(Records from a data source)
## BEGIN
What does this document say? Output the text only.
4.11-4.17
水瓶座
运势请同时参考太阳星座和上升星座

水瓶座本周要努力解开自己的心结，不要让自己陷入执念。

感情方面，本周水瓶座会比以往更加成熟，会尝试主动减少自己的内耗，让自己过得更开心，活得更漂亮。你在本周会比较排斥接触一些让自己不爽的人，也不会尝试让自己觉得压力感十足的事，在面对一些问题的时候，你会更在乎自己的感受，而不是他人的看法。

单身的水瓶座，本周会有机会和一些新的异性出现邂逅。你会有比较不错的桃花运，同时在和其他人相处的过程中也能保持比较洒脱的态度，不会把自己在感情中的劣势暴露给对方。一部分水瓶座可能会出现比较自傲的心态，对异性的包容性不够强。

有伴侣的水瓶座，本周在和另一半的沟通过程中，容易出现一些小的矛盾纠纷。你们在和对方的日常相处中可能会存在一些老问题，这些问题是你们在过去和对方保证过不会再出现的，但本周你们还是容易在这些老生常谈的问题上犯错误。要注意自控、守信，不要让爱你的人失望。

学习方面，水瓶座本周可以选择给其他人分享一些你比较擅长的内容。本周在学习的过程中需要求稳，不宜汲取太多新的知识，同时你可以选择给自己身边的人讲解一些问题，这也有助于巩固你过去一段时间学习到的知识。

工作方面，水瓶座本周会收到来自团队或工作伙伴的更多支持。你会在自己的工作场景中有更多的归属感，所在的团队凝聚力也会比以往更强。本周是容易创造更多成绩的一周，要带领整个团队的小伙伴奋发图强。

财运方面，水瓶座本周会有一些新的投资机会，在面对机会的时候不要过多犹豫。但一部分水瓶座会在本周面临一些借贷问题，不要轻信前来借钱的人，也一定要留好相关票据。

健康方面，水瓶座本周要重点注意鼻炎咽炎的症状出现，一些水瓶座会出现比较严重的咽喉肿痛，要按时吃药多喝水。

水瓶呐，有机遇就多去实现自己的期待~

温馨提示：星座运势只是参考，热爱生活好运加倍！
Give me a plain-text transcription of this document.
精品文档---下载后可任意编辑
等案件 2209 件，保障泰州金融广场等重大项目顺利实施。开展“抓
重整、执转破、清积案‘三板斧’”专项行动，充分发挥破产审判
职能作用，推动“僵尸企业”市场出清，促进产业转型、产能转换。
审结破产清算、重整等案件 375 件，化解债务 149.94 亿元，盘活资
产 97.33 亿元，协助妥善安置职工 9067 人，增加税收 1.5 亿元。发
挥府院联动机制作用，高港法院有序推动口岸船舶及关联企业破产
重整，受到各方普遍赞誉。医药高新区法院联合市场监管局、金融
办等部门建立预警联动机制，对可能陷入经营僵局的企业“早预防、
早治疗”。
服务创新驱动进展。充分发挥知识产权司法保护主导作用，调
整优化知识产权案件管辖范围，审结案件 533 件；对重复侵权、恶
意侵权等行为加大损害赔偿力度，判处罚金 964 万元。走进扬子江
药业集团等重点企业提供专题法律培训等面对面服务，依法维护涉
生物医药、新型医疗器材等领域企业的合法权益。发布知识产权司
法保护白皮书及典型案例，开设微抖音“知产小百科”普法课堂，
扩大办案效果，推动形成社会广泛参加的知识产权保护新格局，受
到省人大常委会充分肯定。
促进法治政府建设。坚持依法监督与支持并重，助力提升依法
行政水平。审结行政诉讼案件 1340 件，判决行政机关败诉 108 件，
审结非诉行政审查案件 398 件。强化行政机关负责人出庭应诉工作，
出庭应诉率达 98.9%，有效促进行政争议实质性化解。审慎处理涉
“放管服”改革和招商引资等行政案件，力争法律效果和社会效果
## END
■ Goal
Word for word, write out all of the data above.

■ Answer to this problem
What does this document say? Output the text only.
4.11-4.17
水瓶座
运势请同时参考太阳星座和上升星座

水瓶座本周要努力解开自己的心结，不要让自己陷入执念。

感情方面，本周水瓶座会比以往更加成熟，会尝试主动减少自己的内耗，让自己过得更开心，活得更漂亮。你在本周会比较排斥接触一些让自己不爽的人，也不会尝试让自己觉得压力感十足的事，在面对一些问题的时候，你会更在乎自己的感受，而不是他人的看法。

单身的水瓶座，本周会有机会和一些新的异性出现邂逅。你会有比较不错的桃花运，同时在和其他人相处的过程中也能保持比较洒脱的态度，不会把自己在感情中的劣势暴露给对方。一部分水瓶座可能会出现比较自傲的心态，对异性的包容性不够强。

有伴侣的水瓶座，本周在和另一半的沟通过程中，容易出现一些小的矛盾纠纷。你们在和对方的日常相处中可能会存在一些老问题，这些问题是你们在过去和对方保证过不会再出现的，但本周你们还是容易在这些老生常谈的问题上犯错误。要注意自控、守信，不要让爱你的人失望。

学习方面，水瓶座本周可以选择给其他人分享一些你比较擅长的内容。本周在学习的过程中需要求稳，不宜汲取太多新的知识，同时你可以选择给自己身边的人讲解一些问题，这也有助于巩固你过去一段时间学习到的知识。

工作方面，水瓶座本周会收到来自团队或工作伙伴的更多支持。你会在自己的工作场景中有更多的归属感，所在的团队凝聚力也会比以往更强。本周是容易创造更多成绩的一周，要带领整个团队的小伙伴奋发图强。

财运方面，水瓶座本周会有一些新的投资机会，在面对机会的时候不要过多犹豫。但一部分水瓶座会在本周面临一些借贷问题，不要轻信前来借钱的人，也一定要留好相关票据。

健康方面，水瓶座本周要重点注意鼻炎咽炎的症状出现，一些水瓶座会出现比较严重的咽喉肿痛，要按时吃药多喝水。

水瓶呐，有机遇就多去实现自己的期待~

温馨提示：星座运势只是参考，热爱生活好运加倍！
Give me a plain-text transcription of this document.
精品文档---下载后可任意编辑
等案件 2209 件，保障泰州金融广场等重大项目顺利实施。开展“抓
重整、执转破、清积案‘三板斧’”专项行动，充分发挥破产审判
职能作用，推动“僵尸企业”市场出清，促进产业转型、产能转换。
审结破产清算、重整等案件 375 件，化解债务 149.94 亿元，盘活资
产 97.33 亿元，协助妥善安置职工 9067 人，增加税收 1.5 亿元。发
挥府院联动机制作用，高港法院有序推动口岸船舶及关联企业破产
重整，受到各方普遍赞誉。医药高新区法院联合市场监管局、金融
办等部门建立预警联动机制，对可能陷入经营僵局的企业“早预防、
早治疗”。
服务创新驱动进展。充分发挥知识产权司法保护主导作用，调
整优化知识产权案件管辖范围，审结案件 533 件；对重复侵权、恶
意侵权等行为加大损害赔偿力度，判处罚金 964 万元。走进扬子江
药业集团等重点企业提供专题法律培训等面对面服务，依法维护涉
生物医药、新型医疗器材等领域企业的合法权益。发布知识产权司
法保护白皮书及典型案例，开设微抖音“知产小百科”普法课堂，
扩大办案效果，推动形成社会广泛参加的知识产权保护新格局，受
到省人大常委会充分肯定。
促进法治政府建设。坚持依法监督与支持并重，助力提升依法
行政水平。审结行政诉讼案件 1340 件，判决行政机关败诉 108 件，
审结非诉行政审查案件 398 件。强化行政机关负责人出庭应诉工作，
出庭应诉率达 98.9%，有效促进行政争议实质性化解。审慎处理涉
“放管服”改革和招商引资等行政案件，力争法律效果和社会效果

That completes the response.